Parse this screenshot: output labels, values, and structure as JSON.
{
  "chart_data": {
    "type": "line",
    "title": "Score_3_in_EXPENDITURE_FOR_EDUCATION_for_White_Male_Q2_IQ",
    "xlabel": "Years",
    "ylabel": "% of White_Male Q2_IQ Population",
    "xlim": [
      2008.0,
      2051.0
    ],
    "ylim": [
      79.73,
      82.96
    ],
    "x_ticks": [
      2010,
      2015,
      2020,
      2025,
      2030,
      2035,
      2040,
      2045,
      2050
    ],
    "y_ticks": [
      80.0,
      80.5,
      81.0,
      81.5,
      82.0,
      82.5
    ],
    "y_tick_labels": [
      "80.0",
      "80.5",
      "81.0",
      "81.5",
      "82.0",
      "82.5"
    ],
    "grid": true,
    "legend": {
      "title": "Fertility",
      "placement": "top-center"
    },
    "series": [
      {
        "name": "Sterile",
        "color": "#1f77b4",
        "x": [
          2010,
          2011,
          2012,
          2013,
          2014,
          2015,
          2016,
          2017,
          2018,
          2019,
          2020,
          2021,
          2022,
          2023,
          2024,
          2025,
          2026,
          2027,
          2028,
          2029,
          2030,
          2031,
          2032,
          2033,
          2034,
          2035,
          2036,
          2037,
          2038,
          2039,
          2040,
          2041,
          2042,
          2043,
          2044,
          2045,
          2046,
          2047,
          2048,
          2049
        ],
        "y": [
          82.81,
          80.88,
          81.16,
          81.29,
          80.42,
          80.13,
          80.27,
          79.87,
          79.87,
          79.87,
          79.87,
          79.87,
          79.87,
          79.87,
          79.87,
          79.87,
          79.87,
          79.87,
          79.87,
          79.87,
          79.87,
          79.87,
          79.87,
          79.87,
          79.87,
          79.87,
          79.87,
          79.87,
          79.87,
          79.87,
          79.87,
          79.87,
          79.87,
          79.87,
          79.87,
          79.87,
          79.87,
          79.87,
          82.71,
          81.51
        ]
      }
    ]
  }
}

» **Problem details**: Count how many lines above carry the word "title". Only the number is required.

» **Output of the task**: 2